# JOB:
Transcribe the records that follow. Keep every word exactly, and drop the pictures.

# WORKING DATA:

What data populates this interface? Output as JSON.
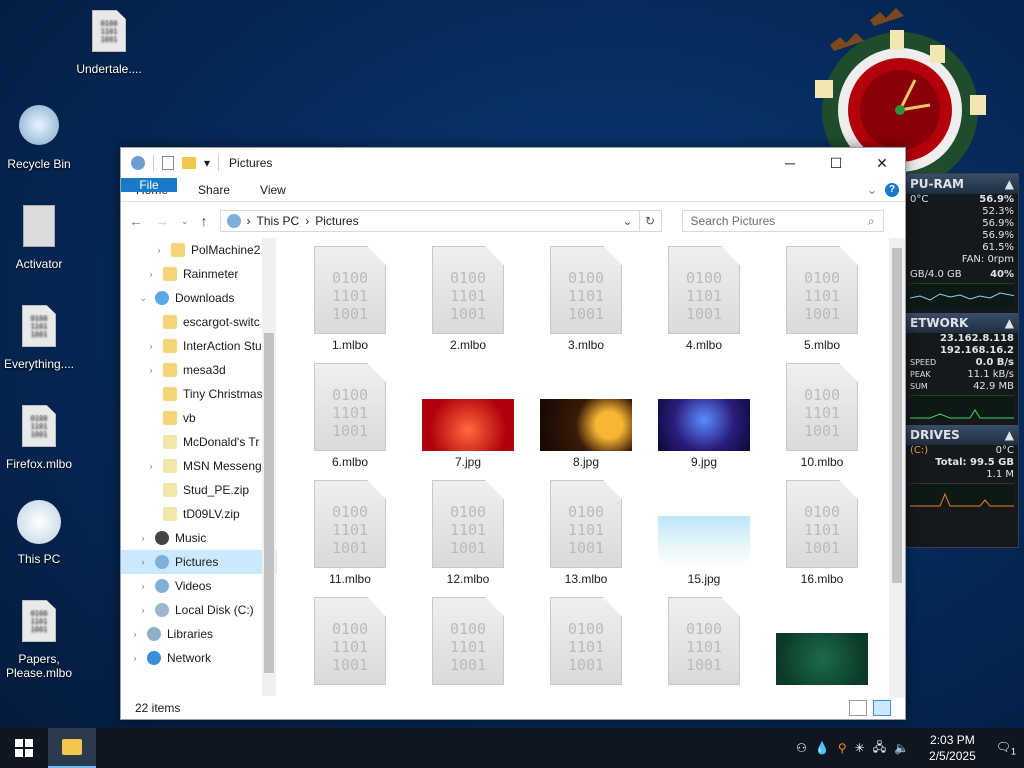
{
  "desktop": {
    "icons": [
      {
        "label": "Undertale....",
        "icon": "binary-file-icon"
      },
      {
        "label": "Recycle Bin",
        "icon": "recycle-bin-icon"
      },
      {
        "label": "Activator",
        "icon": "activator-icon"
      },
      {
        "label": "Everything....",
        "icon": "binary-file-icon"
      },
      {
        "label": "Firefox.mlbo",
        "icon": "binary-file-icon"
      },
      {
        "label": "This PC",
        "icon": "this-pc-icon"
      },
      {
        "label": "Papers, Please.mlbo",
        "icon": "binary-file-icon"
      }
    ]
  },
  "rainmeter": {
    "cpu_header": "PU-RAM",
    "temp": "0°C",
    "cpu_total": "56.9%",
    "cores": [
      "52.3%",
      "56.9%",
      "56.9%",
      "61.5%"
    ],
    "fan": "FAN: 0rpm",
    "ram": "GB/4.0 GB",
    "ram_pct": "40%",
    "net_header": "ETWORK",
    "ip1": "23.162.8.118",
    "ip2": "192.168.16.2",
    "speed_label": "SPEED",
    "speed": "0.0 B/s",
    "peak_label": "PEAK",
    "peak": "11.1 kB/s",
    "sum_label": "SUM",
    "sum": "42.9 MB",
    "drives_header": "DRIVES",
    "drive": "(C:)",
    "drive_temp": "0°C",
    "drive_total": "Total: 99.5 GB",
    "drive_io": "1.1 M"
  },
  "window": {
    "title": "Pictures",
    "ribbon": {
      "file": "File",
      "tabs": [
        "Home",
        "Share",
        "View"
      ]
    },
    "address": {
      "segments": [
        "This PC",
        "Pictures"
      ]
    },
    "search_placeholder": "Search Pictures",
    "nav": [
      {
        "label": "PolMachine2",
        "indent": 2,
        "arrow": "›",
        "icon": "folder"
      },
      {
        "label": "Rainmeter",
        "indent": 1,
        "arrow": "›",
        "icon": "folder"
      },
      {
        "label": "Downloads",
        "indent": 0,
        "arrow": "⌄",
        "icon": "downloads"
      },
      {
        "label": "escargot-switc",
        "indent": 1,
        "arrow": "",
        "icon": "folder"
      },
      {
        "label": "InterAction Stu",
        "indent": 1,
        "arrow": "›",
        "icon": "folder"
      },
      {
        "label": "mesa3d",
        "indent": 1,
        "arrow": "›",
        "icon": "folder"
      },
      {
        "label": "Tiny Christmas",
        "indent": 1,
        "arrow": "",
        "icon": "folder"
      },
      {
        "label": "vb",
        "indent": 1,
        "arrow": "",
        "icon": "folder"
      },
      {
        "label": "McDonald's Tr",
        "indent": 1,
        "arrow": "",
        "icon": "zip"
      },
      {
        "label": "MSN Messeng",
        "indent": 1,
        "arrow": "›",
        "icon": "zip"
      },
      {
        "label": "Stud_PE.zip",
        "indent": 1,
        "arrow": "",
        "icon": "zip"
      },
      {
        "label": "tD09LV.zip",
        "indent": 1,
        "arrow": "",
        "icon": "zip"
      },
      {
        "label": "Music",
        "indent": 0,
        "arrow": "›",
        "icon": "music"
      },
      {
        "label": "Pictures",
        "indent": 0,
        "arrow": "›",
        "icon": "pictures",
        "selected": true
      },
      {
        "label": "Videos",
        "indent": 0,
        "arrow": "›",
        "icon": "videos"
      },
      {
        "label": "Local Disk (C:)",
        "indent": 0,
        "arrow": "›",
        "icon": "disk"
      },
      {
        "label": "Libraries",
        "indent": -1,
        "arrow": "›",
        "icon": "library"
      },
      {
        "label": "Network",
        "indent": -1,
        "arrow": "›",
        "icon": "network"
      }
    ],
    "files": [
      {
        "name": "1.mlbo",
        "type": "bin"
      },
      {
        "name": "2.mlbo",
        "type": "bin"
      },
      {
        "name": "3.mlbo",
        "type": "bin"
      },
      {
        "name": "4.mlbo",
        "type": "bin"
      },
      {
        "name": "5.mlbo",
        "type": "bin"
      },
      {
        "name": "6.mlbo",
        "type": "bin"
      },
      {
        "name": "7.jpg",
        "type": "img",
        "color": "red"
      },
      {
        "name": "8.jpg",
        "type": "img",
        "color": "tree"
      },
      {
        "name": "9.jpg",
        "type": "img",
        "color": "blue"
      },
      {
        "name": "10.mlbo",
        "type": "bin"
      },
      {
        "name": "11.mlbo",
        "type": "bin"
      },
      {
        "name": "12.mlbo",
        "type": "bin"
      },
      {
        "name": "13.mlbo",
        "type": "bin"
      },
      {
        "name": "15.jpg",
        "type": "img",
        "color": "santa"
      },
      {
        "name": "16.mlbo",
        "type": "bin"
      },
      {
        "name": "",
        "type": "bin"
      },
      {
        "name": "",
        "type": "bin"
      },
      {
        "name": "",
        "type": "bin"
      },
      {
        "name": "",
        "type": "bin"
      },
      {
        "name": "",
        "type": "img",
        "color": "green"
      }
    ],
    "status": "22 items"
  },
  "taskbar": {
    "time": "2:03 PM",
    "date": "2/5/2025",
    "notifications": "1"
  },
  "colors": {
    "accent": "#1979ca",
    "selection": "#cce8ff",
    "taskbar": "#0f1621"
  }
}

# ANSWER IN FULL:
What data populates this interface? Output as JSON.
{
  "desktop": {
    "icons": [
      {
        "label": "Undertale....",
        "icon": "binary-file-icon"
      },
      {
        "label": "Recycle Bin",
        "icon": "recycle-bin-icon"
      },
      {
        "label": "Activator",
        "icon": "activator-icon"
      },
      {
        "label": "Everything....",
        "icon": "binary-file-icon"
      },
      {
        "label": "Firefox.mlbo",
        "icon": "binary-file-icon"
      },
      {
        "label": "This PC",
        "icon": "this-pc-icon"
      },
      {
        "label": "Papers, Please.mlbo",
        "icon": "binary-file-icon"
      }
    ]
  },
  "rainmeter": {
    "cpu_header": "PU-RAM",
    "temp": "0°C",
    "cpu_total": "56.9%",
    "cores": [
      "52.3%",
      "56.9%",
      "56.9%",
      "61.5%"
    ],
    "fan": "FAN: 0rpm",
    "ram": "GB/4.0 GB",
    "ram_pct": "40%",
    "net_header": "ETWORK",
    "ip1": "23.162.8.118",
    "ip2": "192.168.16.2",
    "speed_label": "SPEED",
    "speed": "0.0 B/s",
    "peak_label": "PEAK",
    "peak": "11.1 kB/s",
    "sum_label": "SUM",
    "sum": "42.9 MB",
    "drives_header": "DRIVES",
    "drive": "(C:)",
    "drive_temp": "0°C",
    "drive_total": "Total: 99.5 GB",
    "drive_io": "1.1 M"
  },
  "window": {
    "title": "Pictures",
    "ribbon": {
      "file": "File",
      "tabs": [
        "Home",
        "Share",
        "View"
      ]
    },
    "address": {
      "segments": [
        "This PC",
        "Pictures"
      ]
    },
    "search_placeholder": "Search Pictures",
    "nav": [
      {
        "label": "PolMachine2",
        "indent": 2,
        "arrow": "›",
        "icon": "folder"
      },
      {
        "label": "Rainmeter",
        "indent": 1,
        "arrow": "›",
        "icon": "folder"
      },
      {
        "label": "Downloads",
        "indent": 0,
        "arrow": "⌄",
        "icon": "downloads"
      },
      {
        "label": "escargot-switc",
        "indent": 1,
        "arrow": "",
        "icon": "folder"
      },
      {
        "label": "InterAction Stu",
        "indent": 1,
        "arrow": "›",
        "icon": "folder"
      },
      {
        "label": "mesa3d",
        "indent": 1,
        "arrow": "›",
        "icon": "folder"
      },
      {
        "label": "Tiny Christmas",
        "indent": 1,
        "arrow": "",
        "icon": "folder"
      },
      {
        "label": "vb",
        "indent": 1,
        "arrow": "",
        "icon": "folder"
      },
      {
        "label": "McDonald's Tr",
        "indent": 1,
        "arrow": "",
        "icon": "zip"
      },
      {
        "label": "MSN Messeng",
        "indent": 1,
        "arrow": "›",
        "icon": "zip"
      },
      {
        "label": "Stud_PE.zip",
        "indent": 1,
        "arrow": "",
        "icon": "zip"
      },
      {
        "label": "tD09LV.zip",
        "indent": 1,
        "arrow": "",
        "icon": "zip"
      },
      {
        "label": "Music",
        "indent": 0,
        "arrow": "›",
        "icon": "music"
      },
      {
        "label": "Pictures",
        "indent": 0,
        "arrow": "›",
        "icon": "pictures",
        "selected": true
      },
      {
        "label": "Videos",
        "indent": 0,
        "arrow": "›",
        "icon": "videos"
      },
      {
        "label": "Local Disk (C:)",
        "indent": 0,
        "arrow": "›",
        "icon": "disk"
      },
      {
        "label": "Libraries",
        "indent": -1,
        "arrow": "›",
        "icon": "library"
      },
      {
        "label": "Network",
        "indent": -1,
        "arrow": "›",
        "icon": "network"
      }
    ],
    "files": [
      {
        "name": "1.mlbo",
        "type": "bin"
      },
      {
        "name": "2.mlbo",
        "type": "bin"
      },
      {
        "name": "3.mlbo",
        "type": "bin"
      },
      {
        "name": "4.mlbo",
        "type": "bin"
      },
      {
        "name": "5.mlbo",
        "type": "bin"
      },
      {
        "name": "6.mlbo",
        "type": "bin"
      },
      {
        "name": "7.jpg",
        "type": "img",
        "color": "red"
      },
      {
        "name": "8.jpg",
        "type": "img",
        "color": "tree"
      },
      {
        "name": "9.jpg",
        "type": "img",
        "color": "blue"
      },
      {
        "name": "10.mlbo",
        "type": "bin"
      },
      {
        "name": "11.mlbo",
        "type": "bin"
      },
      {
        "name": "12.mlbo",
        "type": "bin"
      },
      {
        "name": "13.mlbo",
        "type": "bin"
      },
      {
        "name": "15.jpg",
        "type": "img",
        "color": "santa"
      },
      {
        "name": "16.mlbo",
        "type": "bin"
      },
      {
        "name": "",
        "type": "bin"
      },
      {
        "name": "",
        "type": "bin"
      },
      {
        "name": "",
        "type": "bin"
      },
      {
        "name": "",
        "type": "bin"
      },
      {
        "name": "",
        "type": "img",
        "color": "green"
      }
    ],
    "status": "22 items"
  },
  "taskbar": {
    "time": "2:03 PM",
    "date": "2/5/2025",
    "notifications": "1"
  },
  "colors": {
    "accent": "#1979ca",
    "selection": "#cce8ff",
    "taskbar": "#0f1621"
  }
}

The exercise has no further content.